Short problem A: Return the passage on Japanese simmered kabocha squash below word for word.

Document passage:
********

Kabocha, though, I have to say wins in the flavor department for me. Yes, the skin is annoyingly hard, but the orange flesh inside is tender and with a wonderful sweet, delicate flavor. It’s a little like butternut or buttercup squash, just less dense.
Japanese cooking has various ways of preparing kabocha, with this simmered squash, kabocha no nimono being one of the most popular.
What is Japanese simmered squash?
Japanese cooking might be most known for things like raw fish like sushi and fried dishes like tempura and katsu, but you’ll also find plenty vegetables. One of the most popular ways of preparing them is simmered in a lightly flavored broth.

********

Short problem B: Rewrite the records below as a Markdown table with the columns No and Entry. Begin at the first line of the records, stop after the line that has "Circle shape (527, 187, 543, 203)", include both of those lines, number each row, and leave out blank lines.

********

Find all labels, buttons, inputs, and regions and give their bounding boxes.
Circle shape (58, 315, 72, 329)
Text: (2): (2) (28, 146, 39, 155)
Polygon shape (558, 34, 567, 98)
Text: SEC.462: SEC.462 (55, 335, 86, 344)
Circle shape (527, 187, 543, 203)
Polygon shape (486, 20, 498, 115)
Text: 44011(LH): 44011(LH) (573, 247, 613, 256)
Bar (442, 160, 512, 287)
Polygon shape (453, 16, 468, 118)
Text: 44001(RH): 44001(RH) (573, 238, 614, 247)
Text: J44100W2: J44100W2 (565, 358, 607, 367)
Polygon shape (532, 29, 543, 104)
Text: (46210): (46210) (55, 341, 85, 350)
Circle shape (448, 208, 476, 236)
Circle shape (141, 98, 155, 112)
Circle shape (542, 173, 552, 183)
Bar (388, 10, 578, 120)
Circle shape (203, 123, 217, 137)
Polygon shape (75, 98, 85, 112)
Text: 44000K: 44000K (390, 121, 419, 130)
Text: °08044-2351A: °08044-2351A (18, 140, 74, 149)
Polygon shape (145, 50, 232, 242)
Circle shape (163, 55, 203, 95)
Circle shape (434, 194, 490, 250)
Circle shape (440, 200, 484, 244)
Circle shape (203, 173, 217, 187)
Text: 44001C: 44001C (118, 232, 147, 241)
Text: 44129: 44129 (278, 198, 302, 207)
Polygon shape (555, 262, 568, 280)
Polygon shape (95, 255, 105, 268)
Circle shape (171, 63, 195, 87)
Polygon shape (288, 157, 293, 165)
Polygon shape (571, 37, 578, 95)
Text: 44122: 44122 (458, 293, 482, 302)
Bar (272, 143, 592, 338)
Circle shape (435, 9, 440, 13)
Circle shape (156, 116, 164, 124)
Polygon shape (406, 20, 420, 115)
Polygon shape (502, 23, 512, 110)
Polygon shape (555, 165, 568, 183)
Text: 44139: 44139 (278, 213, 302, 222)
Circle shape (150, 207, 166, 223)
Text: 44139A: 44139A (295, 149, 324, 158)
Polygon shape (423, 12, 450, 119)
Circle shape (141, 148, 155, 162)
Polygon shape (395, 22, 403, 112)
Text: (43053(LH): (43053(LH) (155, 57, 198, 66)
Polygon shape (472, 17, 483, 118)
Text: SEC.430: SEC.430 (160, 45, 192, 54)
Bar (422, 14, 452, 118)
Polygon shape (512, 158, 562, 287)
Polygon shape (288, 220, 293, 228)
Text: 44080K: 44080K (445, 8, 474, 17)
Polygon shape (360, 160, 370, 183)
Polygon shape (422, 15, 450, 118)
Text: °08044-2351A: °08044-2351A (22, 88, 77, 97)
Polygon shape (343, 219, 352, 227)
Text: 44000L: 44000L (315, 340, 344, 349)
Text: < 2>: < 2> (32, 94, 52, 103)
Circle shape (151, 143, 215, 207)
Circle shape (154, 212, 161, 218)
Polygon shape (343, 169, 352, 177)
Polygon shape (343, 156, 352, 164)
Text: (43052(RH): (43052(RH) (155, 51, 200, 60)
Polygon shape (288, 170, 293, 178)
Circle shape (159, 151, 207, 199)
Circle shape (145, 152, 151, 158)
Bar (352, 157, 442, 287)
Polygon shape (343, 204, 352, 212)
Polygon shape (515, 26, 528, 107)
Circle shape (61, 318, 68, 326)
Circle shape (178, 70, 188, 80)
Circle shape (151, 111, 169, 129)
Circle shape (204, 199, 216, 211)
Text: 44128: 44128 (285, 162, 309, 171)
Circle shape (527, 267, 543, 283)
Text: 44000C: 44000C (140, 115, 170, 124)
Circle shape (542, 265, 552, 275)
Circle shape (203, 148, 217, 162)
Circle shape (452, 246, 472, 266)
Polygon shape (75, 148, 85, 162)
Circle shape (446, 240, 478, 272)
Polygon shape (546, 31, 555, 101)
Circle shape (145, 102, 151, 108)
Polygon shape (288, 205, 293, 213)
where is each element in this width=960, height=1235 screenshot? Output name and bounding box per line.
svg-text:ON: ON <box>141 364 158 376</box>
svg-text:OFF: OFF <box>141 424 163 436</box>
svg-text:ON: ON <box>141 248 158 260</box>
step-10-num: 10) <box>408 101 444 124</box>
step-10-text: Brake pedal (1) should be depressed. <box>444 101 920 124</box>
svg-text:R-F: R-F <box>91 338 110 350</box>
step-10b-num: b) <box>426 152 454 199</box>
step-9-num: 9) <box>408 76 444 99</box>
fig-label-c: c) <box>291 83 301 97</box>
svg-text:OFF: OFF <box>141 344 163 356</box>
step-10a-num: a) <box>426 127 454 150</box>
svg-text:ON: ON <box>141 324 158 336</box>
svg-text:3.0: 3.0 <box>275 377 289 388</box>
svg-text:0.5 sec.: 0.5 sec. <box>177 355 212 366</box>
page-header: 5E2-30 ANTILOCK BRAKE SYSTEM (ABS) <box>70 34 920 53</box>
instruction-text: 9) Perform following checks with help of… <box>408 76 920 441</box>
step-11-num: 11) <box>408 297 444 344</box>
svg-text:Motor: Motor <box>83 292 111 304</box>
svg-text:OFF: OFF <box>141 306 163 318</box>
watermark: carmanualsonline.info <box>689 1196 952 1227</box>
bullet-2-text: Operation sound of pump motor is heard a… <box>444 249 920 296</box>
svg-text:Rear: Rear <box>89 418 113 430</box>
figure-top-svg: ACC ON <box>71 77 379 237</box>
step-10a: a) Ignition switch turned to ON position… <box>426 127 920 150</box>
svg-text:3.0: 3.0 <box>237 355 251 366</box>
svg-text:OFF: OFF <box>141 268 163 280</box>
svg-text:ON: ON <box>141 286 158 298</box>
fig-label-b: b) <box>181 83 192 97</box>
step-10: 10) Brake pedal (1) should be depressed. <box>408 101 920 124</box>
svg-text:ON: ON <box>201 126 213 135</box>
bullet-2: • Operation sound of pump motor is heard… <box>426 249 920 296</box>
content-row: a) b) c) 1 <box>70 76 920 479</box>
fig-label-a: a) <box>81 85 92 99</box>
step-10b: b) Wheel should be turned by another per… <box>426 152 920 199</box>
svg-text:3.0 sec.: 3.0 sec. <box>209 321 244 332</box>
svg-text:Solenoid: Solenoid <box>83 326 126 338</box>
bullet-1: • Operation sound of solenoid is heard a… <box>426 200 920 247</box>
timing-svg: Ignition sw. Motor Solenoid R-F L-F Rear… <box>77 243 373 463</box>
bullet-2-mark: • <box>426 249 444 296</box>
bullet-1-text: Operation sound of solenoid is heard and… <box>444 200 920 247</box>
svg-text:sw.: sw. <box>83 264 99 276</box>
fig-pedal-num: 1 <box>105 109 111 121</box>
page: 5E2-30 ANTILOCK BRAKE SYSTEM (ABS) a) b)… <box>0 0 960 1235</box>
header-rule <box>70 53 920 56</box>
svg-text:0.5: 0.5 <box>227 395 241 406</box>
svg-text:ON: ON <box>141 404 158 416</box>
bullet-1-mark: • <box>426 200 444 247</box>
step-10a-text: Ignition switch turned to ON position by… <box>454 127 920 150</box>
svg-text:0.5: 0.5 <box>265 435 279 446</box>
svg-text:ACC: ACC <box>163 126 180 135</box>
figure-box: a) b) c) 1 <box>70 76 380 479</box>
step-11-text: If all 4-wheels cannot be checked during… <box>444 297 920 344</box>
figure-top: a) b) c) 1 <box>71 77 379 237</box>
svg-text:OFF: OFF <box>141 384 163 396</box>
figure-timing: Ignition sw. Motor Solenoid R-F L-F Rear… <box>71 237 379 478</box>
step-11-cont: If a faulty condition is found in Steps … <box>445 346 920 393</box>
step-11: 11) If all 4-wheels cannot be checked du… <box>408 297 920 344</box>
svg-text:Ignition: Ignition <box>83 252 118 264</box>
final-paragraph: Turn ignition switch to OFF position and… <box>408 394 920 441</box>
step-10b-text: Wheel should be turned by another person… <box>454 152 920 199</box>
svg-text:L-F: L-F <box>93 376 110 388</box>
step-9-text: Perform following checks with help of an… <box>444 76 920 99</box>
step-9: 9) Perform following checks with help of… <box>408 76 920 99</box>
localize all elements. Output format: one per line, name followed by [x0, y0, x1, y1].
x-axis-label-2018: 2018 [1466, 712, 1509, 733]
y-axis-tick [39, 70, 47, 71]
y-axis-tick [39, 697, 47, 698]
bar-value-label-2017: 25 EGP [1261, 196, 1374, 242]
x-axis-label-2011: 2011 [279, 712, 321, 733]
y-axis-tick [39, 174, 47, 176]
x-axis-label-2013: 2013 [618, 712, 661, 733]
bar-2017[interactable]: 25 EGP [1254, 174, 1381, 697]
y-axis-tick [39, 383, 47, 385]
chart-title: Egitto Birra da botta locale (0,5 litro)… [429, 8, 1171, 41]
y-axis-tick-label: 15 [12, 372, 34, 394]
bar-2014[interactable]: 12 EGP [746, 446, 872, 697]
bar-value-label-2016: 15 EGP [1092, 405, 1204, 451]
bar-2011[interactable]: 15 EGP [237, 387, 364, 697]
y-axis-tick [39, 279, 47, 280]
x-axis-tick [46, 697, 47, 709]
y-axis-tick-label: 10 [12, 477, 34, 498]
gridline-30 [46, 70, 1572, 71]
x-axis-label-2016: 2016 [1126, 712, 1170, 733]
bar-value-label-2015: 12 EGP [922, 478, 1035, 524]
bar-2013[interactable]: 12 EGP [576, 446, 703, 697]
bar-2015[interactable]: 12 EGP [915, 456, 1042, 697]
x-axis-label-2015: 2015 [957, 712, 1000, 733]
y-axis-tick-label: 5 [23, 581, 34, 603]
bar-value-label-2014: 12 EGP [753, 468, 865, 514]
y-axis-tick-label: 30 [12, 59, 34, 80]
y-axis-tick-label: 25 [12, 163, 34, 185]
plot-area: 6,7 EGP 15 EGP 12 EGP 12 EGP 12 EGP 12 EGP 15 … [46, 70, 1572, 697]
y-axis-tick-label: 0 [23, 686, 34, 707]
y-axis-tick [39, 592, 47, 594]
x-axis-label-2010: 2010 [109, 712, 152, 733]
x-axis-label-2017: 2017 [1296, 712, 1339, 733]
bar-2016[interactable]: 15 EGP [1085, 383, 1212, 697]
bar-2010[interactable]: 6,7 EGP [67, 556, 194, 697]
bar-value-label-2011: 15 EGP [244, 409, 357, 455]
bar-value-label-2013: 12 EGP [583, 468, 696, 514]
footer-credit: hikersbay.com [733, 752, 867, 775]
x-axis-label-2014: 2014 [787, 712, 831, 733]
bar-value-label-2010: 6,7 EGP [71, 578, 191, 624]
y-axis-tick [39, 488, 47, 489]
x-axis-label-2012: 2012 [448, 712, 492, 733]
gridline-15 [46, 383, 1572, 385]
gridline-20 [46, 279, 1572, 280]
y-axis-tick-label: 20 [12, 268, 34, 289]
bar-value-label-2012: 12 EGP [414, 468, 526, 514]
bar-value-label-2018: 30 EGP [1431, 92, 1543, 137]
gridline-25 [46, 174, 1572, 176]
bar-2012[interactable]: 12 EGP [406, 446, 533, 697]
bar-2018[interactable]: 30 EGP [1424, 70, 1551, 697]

********

Exercise result A:
Kabocha, though, I have to say wins in the flavor department for me. Yes, the skin is annoyingly hard, but the orange flesh inside is tender and with a wonderful sweet, delicate flavor. It’s a little like butternut or buttercup squash, just less dense.
Japanese cooking has various ways of preparing kabocha, with this simmered squash, kabocha no nimono being one of the most popular.
What is Japanese simmered squash?
Japanese cooking might be most known for things like raw fish like sushi and fried dishes like tempura and katsu, but you’ll also find plenty vegetables. One of the most popular ways of preparing them is simmered in a lightly flavored broth.

Exercise result B:
| No | Entry |
|---|---|
| 1 | Find all labels, buttons, inputs, and regions and give their bounding boxes. |
| 2 | Circle shape (58, 315, 72, 329) |
| 3 | Text: (2): (2) (28, 146, 39, 155) |
| 4 | Polygon shape (558, 34, 567, 98) |
| 5 | Text: SEC.462: SEC.462 (55, 335, 86, 344) |
| 6 | Circle shape (527, 187, 543, 203) |